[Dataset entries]
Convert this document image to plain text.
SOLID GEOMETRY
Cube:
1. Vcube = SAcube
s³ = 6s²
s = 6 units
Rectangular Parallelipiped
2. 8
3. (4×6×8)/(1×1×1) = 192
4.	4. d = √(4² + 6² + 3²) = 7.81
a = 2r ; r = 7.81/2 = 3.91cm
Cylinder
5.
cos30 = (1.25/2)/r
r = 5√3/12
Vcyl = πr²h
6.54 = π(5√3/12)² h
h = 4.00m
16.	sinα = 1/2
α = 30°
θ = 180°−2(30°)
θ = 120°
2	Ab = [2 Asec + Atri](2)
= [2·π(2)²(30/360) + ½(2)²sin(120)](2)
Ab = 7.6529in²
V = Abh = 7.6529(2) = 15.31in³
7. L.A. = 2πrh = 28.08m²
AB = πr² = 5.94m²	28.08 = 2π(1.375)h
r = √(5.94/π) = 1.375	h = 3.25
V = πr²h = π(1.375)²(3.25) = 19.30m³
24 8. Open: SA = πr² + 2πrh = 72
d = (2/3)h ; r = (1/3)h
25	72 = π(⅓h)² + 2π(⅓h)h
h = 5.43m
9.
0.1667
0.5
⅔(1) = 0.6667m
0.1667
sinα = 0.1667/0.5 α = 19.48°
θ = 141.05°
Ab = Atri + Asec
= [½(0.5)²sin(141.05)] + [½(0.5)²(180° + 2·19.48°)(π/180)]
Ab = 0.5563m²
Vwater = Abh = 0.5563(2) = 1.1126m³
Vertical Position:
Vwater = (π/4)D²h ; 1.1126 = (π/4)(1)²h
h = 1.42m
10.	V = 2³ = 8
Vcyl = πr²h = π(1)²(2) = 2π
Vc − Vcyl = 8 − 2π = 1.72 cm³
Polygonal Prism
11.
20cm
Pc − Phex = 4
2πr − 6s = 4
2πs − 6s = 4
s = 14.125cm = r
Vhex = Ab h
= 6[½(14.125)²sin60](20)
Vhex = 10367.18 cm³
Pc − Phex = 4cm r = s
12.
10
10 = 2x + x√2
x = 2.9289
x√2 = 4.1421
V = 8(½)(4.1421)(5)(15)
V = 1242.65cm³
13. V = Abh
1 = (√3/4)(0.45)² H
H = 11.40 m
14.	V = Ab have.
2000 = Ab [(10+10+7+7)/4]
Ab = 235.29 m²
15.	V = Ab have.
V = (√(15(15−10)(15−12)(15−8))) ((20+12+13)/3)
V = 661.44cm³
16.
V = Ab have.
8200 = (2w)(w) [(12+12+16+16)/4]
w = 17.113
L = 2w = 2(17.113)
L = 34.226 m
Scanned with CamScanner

[STATED EXERCISE] Extract all lines as given.

[THE SOLUTION]
Convert this document image to plain text.
SOLID GEOMETRY
Cube:
1. Vcube = SAcube
s³ = 6s²
s = 6 units
Rectangular Parallelipiped
2. 8
3. (4×6×8)/(1×1×1) = 192
4.	4. d = √(4² + 6² + 3²) = 7.81
a = 2r ; r = 7.81/2 = 3.91cm
Cylinder
5.
cos30 = (1.25/2)/r
r = 5√3/12
Vcyl = πr²h
6.54 = π(5√3/12)² h
h = 4.00m
16.	sinα = 1/2
α = 30°
θ = 180°−2(30°)
θ = 120°
2	Ab = [2 Asec + Atri](2)
= [2·π(2)²(30/360) + ½(2)²sin(120)](2)
Ab = 7.6529in²
V = Abh = 7.6529(2) = 15.31in³
7. L.A. = 2πrh = 28.08m²
AB = πr² = 5.94m²	28.08 = 2π(1.375)h
r = √(5.94/π) = 1.375	h = 3.25
V = πr²h = π(1.375)²(3.25) = 19.30m³
24 8. Open: SA = πr² + 2πrh = 72
d = (2/3)h ; r = (1/3)h
25	72 = π(⅓h)² + 2π(⅓h)h
h = 5.43m
9.
0.1667
0.5
⅔(1) = 0.6667m
0.1667
sinα = 0.1667/0.5 α = 19.48°
θ = 141.05°
Ab = Atri + Asec
= [½(0.5)²sin(141.05)] + [½(0.5)²(180° + 2·19.48°)(π/180)]
Ab = 0.5563m²
Vwater = Abh = 0.5563(2) = 1.1126m³
Vertical Position:
Vwater = (π/4)D²h ; 1.1126 = (π/4)(1)²h
h = 1.42m
10.	V = 2³ = 8
Vcyl = πr²h = π(1)²(2) = 2π
Vc − Vcyl = 8 − 2π = 1.72 cm³
Polygonal Prism
11.
20cm
Pc − Phex = 4
2πr − 6s = 4
2πs − 6s = 4
s = 14.125cm = r
Vhex = Ab h
= 6[½(14.125)²sin60](20)
Vhex = 10367.18 cm³
Pc − Phex = 4cm r = s
12.
10
10 = 2x + x√2
x = 2.9289
x√2 = 4.1421
V = 8(½)(4.1421)(5)(15)
V = 1242.65cm³
13. V = Abh
1 = (√3/4)(0.45)² H
H = 11.40 m
14.	V = Ab have.
2000 = Ab [(10+10+7+7)/4]
Ab = 235.29 m²
15.	V = Ab have.
V = (√(15(15−10)(15−12)(15−8))) ((20+12+13)/3)
V = 661.44cm³
16.
V = Ab have.
8200 = (2w)(w) [(12+12+16+16)/4]
w = 17.113
L = 2w = 2(17.113)
L = 34.226 m
Scanned with CamScanner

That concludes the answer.